----- Task input

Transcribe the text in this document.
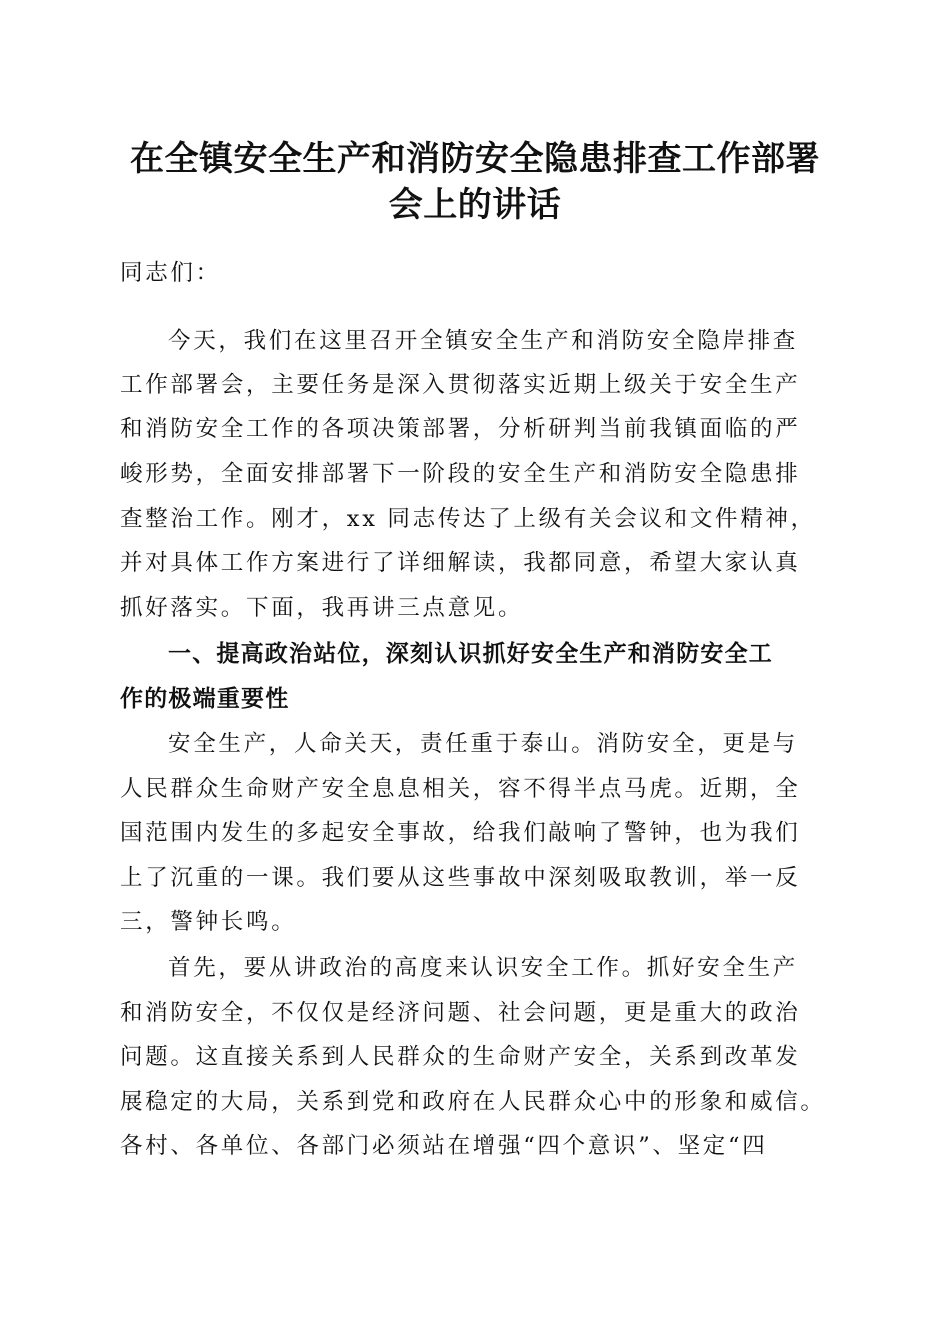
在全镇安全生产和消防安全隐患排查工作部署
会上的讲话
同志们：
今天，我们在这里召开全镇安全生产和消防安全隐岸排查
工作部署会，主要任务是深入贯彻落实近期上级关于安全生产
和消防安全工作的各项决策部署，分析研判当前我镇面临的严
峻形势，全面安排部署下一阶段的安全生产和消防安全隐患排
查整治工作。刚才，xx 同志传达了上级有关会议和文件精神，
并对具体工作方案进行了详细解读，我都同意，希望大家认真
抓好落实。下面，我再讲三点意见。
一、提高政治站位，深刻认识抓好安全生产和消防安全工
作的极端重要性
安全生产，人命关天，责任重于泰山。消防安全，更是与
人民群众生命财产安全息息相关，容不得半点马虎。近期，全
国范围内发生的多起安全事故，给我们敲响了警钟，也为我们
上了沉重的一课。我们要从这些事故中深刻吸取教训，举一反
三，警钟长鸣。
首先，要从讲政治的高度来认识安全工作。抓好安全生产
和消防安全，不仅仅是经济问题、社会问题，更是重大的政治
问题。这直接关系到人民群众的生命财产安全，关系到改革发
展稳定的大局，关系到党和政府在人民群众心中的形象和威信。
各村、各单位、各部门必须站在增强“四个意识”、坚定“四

----------

* Work instructions *
Print every record above exactly as written, leaving out the pictures.

* Result below *
Transcribe the text in this document.
在全镇安全生产和消防安全隐患排查工作部署
会上的讲话
同志们：
今天，我们在这里召开全镇安全生产和消防安全隐岸排查
工作部署会，主要任务是深入贯彻落实近期上级关于安全生产
和消防安全工作的各项决策部署，分析研判当前我镇面临的严
峻形势，全面安排部署下一阶段的安全生产和消防安全隐患排
查整治工作。刚才，xx 同志传达了上级有关会议和文件精神，
并对具体工作方案进行了详细解读，我都同意，希望大家认真
抓好落实。下面，我再讲三点意见。
一、提高政治站位，深刻认识抓好安全生产和消防安全工
作的极端重要性
安全生产，人命关天，责任重于泰山。消防安全，更是与
人民群众生命财产安全息息相关，容不得半点马虎。近期，全
国范围内发生的多起安全事故，给我们敲响了警钟，也为我们
上了沉重的一课。我们要从这些事故中深刻吸取教训，举一反
三，警钟长鸣。
首先，要从讲政治的高度来认识安全工作。抓好安全生产
和消防安全，不仅仅是经济问题、社会问题，更是重大的政治
问题。这直接关系到人民群众的生命财产安全，关系到改革发
展稳定的大局，关系到党和政府在人民群众心中的形象和威信。
各村、各单位、各部门必须站在增强“四个意识”、坚定“四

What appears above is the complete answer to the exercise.